## Task brief
Would you quote every entry exactly, dropping only the pictures?

## Given entries
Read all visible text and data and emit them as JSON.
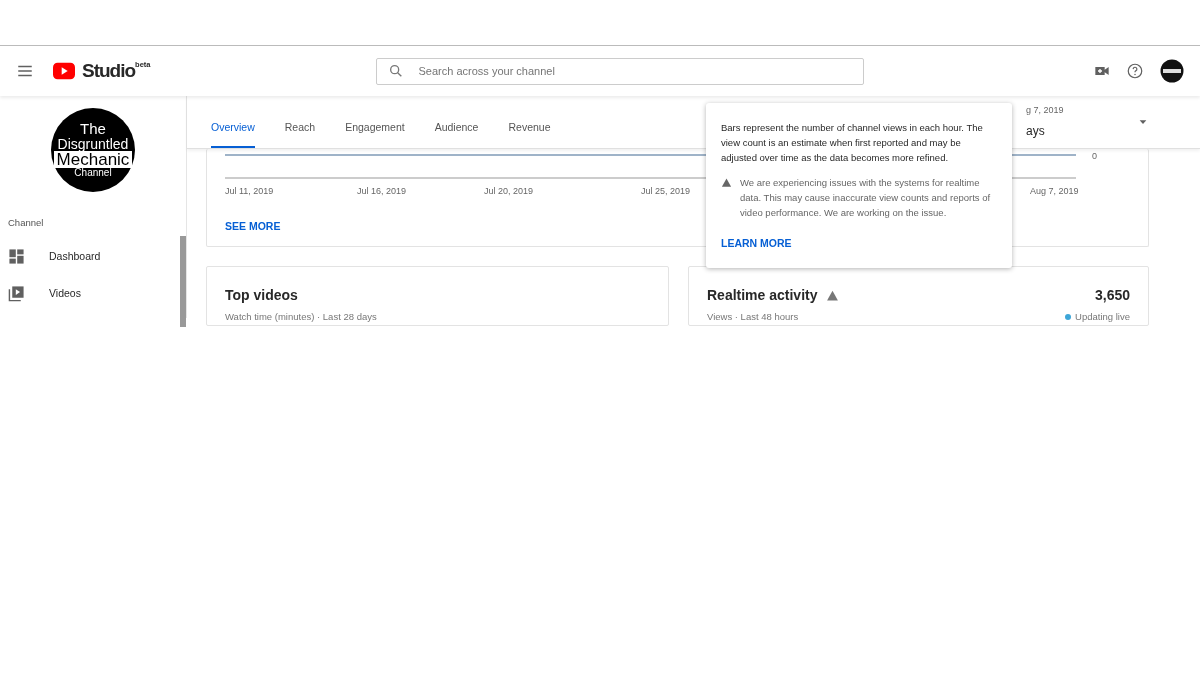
{
  "header": {
    "logo_text": "Studio",
    "logo_badge": "beta",
    "search": {
      "placeholder": "Search across your channel"
    }
  },
  "sidebar": {
    "channel_logo": [
      "The",
      "Disgruntled",
      "Mechanic",
      "Channel"
    ],
    "section_label": "Channel",
    "items": [
      {
        "label": "Dashboard",
        "selected": false
      },
      {
        "label": "Videos",
        "selected": false
      }
    ]
  },
  "tabs": [
    {
      "label": "Overview",
      "selected": true
    },
    {
      "label": "Reach",
      "selected": false
    },
    {
      "label": "Engagement",
      "selected": false
    },
    {
      "label": "Audience",
      "selected": false
    },
    {
      "label": "Revenue",
      "selected": false
    }
  ],
  "date_picker": {
    "range": "g 7, 2019",
    "period": "ays"
  },
  "chart": {
    "y_label": "0",
    "x_labels": [
      "Jul 11, 2019",
      "Jul 16, 2019",
      "Jul 20, 2019",
      "Jul 25, 2019",
      "Aug 7, 2019"
    ],
    "link": "SEE MORE"
  },
  "top_videos": {
    "title": "Top videos",
    "subtitle": "Watch time (minutes) · Last 28 days"
  },
  "realtime": {
    "title": "Realtime activity",
    "subtitle": "Views · Last 48 hours",
    "count": "3,650",
    "status": "Updating live"
  },
  "tooltip": {
    "text": "Bars represent the number of channel views in each hour. The view count is an estimate when first reported and may be adjusted over time as the data becomes more refined.",
    "warning": "We are experiencing issues with the systems for realtime data. This may cause inaccurate view counts and reports of video performance. We are working on the issue.",
    "link": "LEARN MORE"
  }
}
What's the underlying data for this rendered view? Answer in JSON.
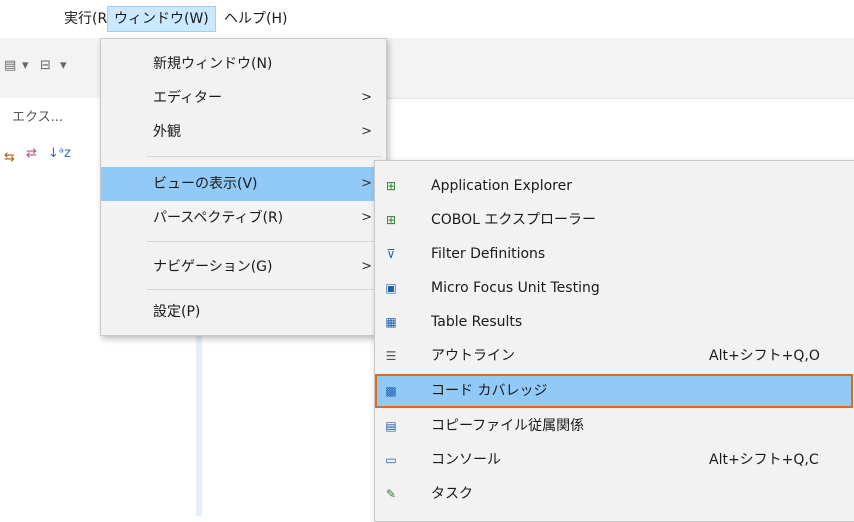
{
  "menubar": [
    {
      "label": "実行(R)"
    },
    {
      "label": "ウィンドウ(W)"
    },
    {
      "label": "ヘルプ(H)"
    }
  ],
  "search_label": "エクス...",
  "window_menu": {
    "items": [
      {
        "label": "新規ウィンドウ(N)",
        "submenu": false
      },
      {
        "label": "エディター",
        "submenu": true
      },
      {
        "label": "外観",
        "submenu": true
      },
      {
        "label": "ビューの表示(V)",
        "submenu": true,
        "highlighted": true
      },
      {
        "label": "パースペクティブ(R)",
        "submenu": true
      },
      {
        "label": "ナビゲーション(G)",
        "submenu": true
      },
      {
        "label": "設定(P)",
        "submenu": false
      }
    ],
    "arrow": ">"
  },
  "view_submenu": {
    "items": [
      {
        "label": "Application Explorer",
        "icon": "application-explorer-icon",
        "shortcut": ""
      },
      {
        "label": "COBOL エクスプローラー",
        "icon": "cobol-explorer-icon",
        "shortcut": ""
      },
      {
        "label": "Filter Definitions",
        "icon": "filter-icon",
        "shortcut": ""
      },
      {
        "label": "Micro Focus Unit Testing",
        "icon": "unit-testing-icon",
        "shortcut": ""
      },
      {
        "label": "Table Results",
        "icon": "table-results-icon",
        "shortcut": ""
      },
      {
        "label": "アウトライン",
        "icon": "outline-icon",
        "shortcut": "Alt+シフト+Q,O"
      },
      {
        "label": "コード カバレッジ",
        "icon": "code-coverage-icon",
        "shortcut": "",
        "selected": true
      },
      {
        "label": "コピーファイル従属関係",
        "icon": "copyfile-dependency-icon",
        "shortcut": ""
      },
      {
        "label": "コンソール",
        "icon": "console-icon",
        "shortcut": "Alt+シフト+Q,C"
      },
      {
        "label": "タスク",
        "icon": "task-icon",
        "shortcut": ""
      }
    ]
  }
}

## Written solution
Read all visible text and data and emit them as JSON.
{
  "header": {
    "logo_text": "Studio",
    "logo_badge": "beta",
    "search": {
      "placeholder": "Search across your channel"
    }
  },
  "sidebar": {
    "channel_logo": [
      "The",
      "Disgruntled",
      "Mechanic",
      "Channel"
    ],
    "section_label": "Channel",
    "items": [
      {
        "label": "Dashboard",
        "selected": false
      },
      {
        "label": "Videos",
        "selected": false
      }
    ]
  },
  "tabs": [
    {
      "label": "Overview",
      "selected": true
    },
    {
      "label": "Reach",
      "selected": false
    },
    {
      "label": "Engagement",
      "selected": false
    },
    {
      "label": "Audience",
      "selected": false
    },
    {
      "label": "Revenue",
      "selected": false
    }
  ],
  "date_picker": {
    "range": "g 7, 2019",
    "period": "ays"
  },
  "chart": {
    "y_label": "0",
    "x_labels": [
      "Jul 11, 2019",
      "Jul 16, 2019",
      "Jul 20, 2019",
      "Jul 25, 2019",
      "Aug 7, 2019"
    ],
    "link": "SEE MORE"
  },
  "top_videos": {
    "title": "Top videos",
    "subtitle": "Watch time (minutes) · Last 28 days"
  },
  "realtime": {
    "title": "Realtime activity",
    "subtitle": "Views · Last 48 hours",
    "count": "3,650",
    "status": "Updating live"
  },
  "tooltip": {
    "text": "Bars represent the number of channel views in each hour. The view count is an estimate when first reported and may be adjusted over time as the data becomes more refined.",
    "warning": "We are experiencing issues with the systems for realtime data. This may cause inaccurate view counts and reports of video performance. We are working on the issue.",
    "link": "LEARN MORE"
  }
}
What's the underlying data for this rendered view? Answer in JSON.
{
  "menubar": [
    {
      "label": "実行(R)"
    },
    {
      "label": "ウィンドウ(W)"
    },
    {
      "label": "ヘルプ(H)"
    }
  ],
  "search_label": "エクス...",
  "window_menu": {
    "items": [
      {
        "label": "新規ウィンドウ(N)",
        "submenu": false
      },
      {
        "label": "エディター",
        "submenu": true
      },
      {
        "label": "外観",
        "submenu": true
      },
      {
        "label": "ビューの表示(V)",
        "submenu": true,
        "highlighted": true
      },
      {
        "label": "パースペクティブ(R)",
        "submenu": true
      },
      {
        "label": "ナビゲーション(G)",
        "submenu": true
      },
      {
        "label": "設定(P)",
        "submenu": false
      }
    ],
    "arrow": ">"
  },
  "view_submenu": {
    "items": [
      {
        "label": "Application Explorer",
        "icon": "application-explorer-icon",
        "shortcut": ""
      },
      {
        "label": "COBOL エクスプローラー",
        "icon": "cobol-explorer-icon",
        "shortcut": ""
      },
      {
        "label": "Filter Definitions",
        "icon": "filter-icon",
        "shortcut": ""
      },
      {
        "label": "Micro Focus Unit Testing",
        "icon": "unit-testing-icon",
        "shortcut": ""
      },
      {
        "label": "Table Results",
        "icon": "table-results-icon",
        "shortcut": ""
      },
      {
        "label": "アウトライン",
        "icon": "outline-icon",
        "shortcut": "Alt+シフト+Q,O"
      },
      {
        "label": "コード カバレッジ",
        "icon": "code-coverage-icon",
        "shortcut": "",
        "selected": true
      },
      {
        "label": "コピーファイル従属関係",
        "icon": "copyfile-dependency-icon",
        "shortcut": ""
      },
      {
        "label": "コンソール",
        "icon": "console-icon",
        "shortcut": "Alt+シフト+Q,C"
      },
      {
        "label": "タスク",
        "icon": "task-icon",
        "shortcut": ""
      }
    ]
  }
}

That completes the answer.